▶ [Objective]
Write out all of the entries exactly as given.
[START Data section]
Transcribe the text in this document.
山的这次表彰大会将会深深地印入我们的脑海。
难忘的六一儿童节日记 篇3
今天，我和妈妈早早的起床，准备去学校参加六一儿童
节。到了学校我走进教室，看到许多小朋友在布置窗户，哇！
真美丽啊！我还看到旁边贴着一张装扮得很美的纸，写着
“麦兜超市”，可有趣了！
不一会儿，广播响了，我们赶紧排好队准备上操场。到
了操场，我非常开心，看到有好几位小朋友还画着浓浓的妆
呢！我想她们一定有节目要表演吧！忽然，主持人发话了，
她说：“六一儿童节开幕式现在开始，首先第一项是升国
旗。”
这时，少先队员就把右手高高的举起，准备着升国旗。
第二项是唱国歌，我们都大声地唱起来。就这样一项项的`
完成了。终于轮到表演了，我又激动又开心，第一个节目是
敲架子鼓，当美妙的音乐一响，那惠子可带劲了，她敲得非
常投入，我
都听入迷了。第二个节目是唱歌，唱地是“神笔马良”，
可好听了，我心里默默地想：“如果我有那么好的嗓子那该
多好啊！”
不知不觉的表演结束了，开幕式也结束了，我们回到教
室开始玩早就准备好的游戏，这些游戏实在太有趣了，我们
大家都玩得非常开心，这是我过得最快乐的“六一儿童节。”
[END Data section]
▶ [Written answer]
Transcribe the text in this document.
山的这次表彰大会将会深深地印入我们的脑海。
难忘的六一儿童节日记 篇3
今天，我和妈妈早早的起床，准备去学校参加六一儿童
节。到了学校我走进教室，看到许多小朋友在布置窗户，哇！
真美丽啊！我还看到旁边贴着一张装扮得很美的纸，写着
“麦兜超市”，可有趣了！
不一会儿，广播响了，我们赶紧排好队准备上操场。到
了操场，我非常开心，看到有好几位小朋友还画着浓浓的妆
呢！我想她们一定有节目要表演吧！忽然，主持人发话了，
她说：“六一儿童节开幕式现在开始，首先第一项是升国
旗。”
这时，少先队员就把右手高高的举起，准备着升国旗。
第二项是唱国歌，我们都大声地唱起来。就这样一项项的`
完成了。终于轮到表演了，我又激动又开心，第一个节目是
敲架子鼓，当美妙的音乐一响，那惠子可带劲了，她敲得非
常投入，我
都听入迷了。第二个节目是唱歌，唱地是“神笔马良”，
可好听了，我心里默默地想：“如果我有那么好的嗓子那该
多好啊！”
不知不觉的表演结束了，开幕式也结束了，我们回到教
室开始玩早就准备好的游戏，这些游戏实在太有趣了，我们
大家都玩得非常开心，这是我过得最快乐的“六一儿童节。”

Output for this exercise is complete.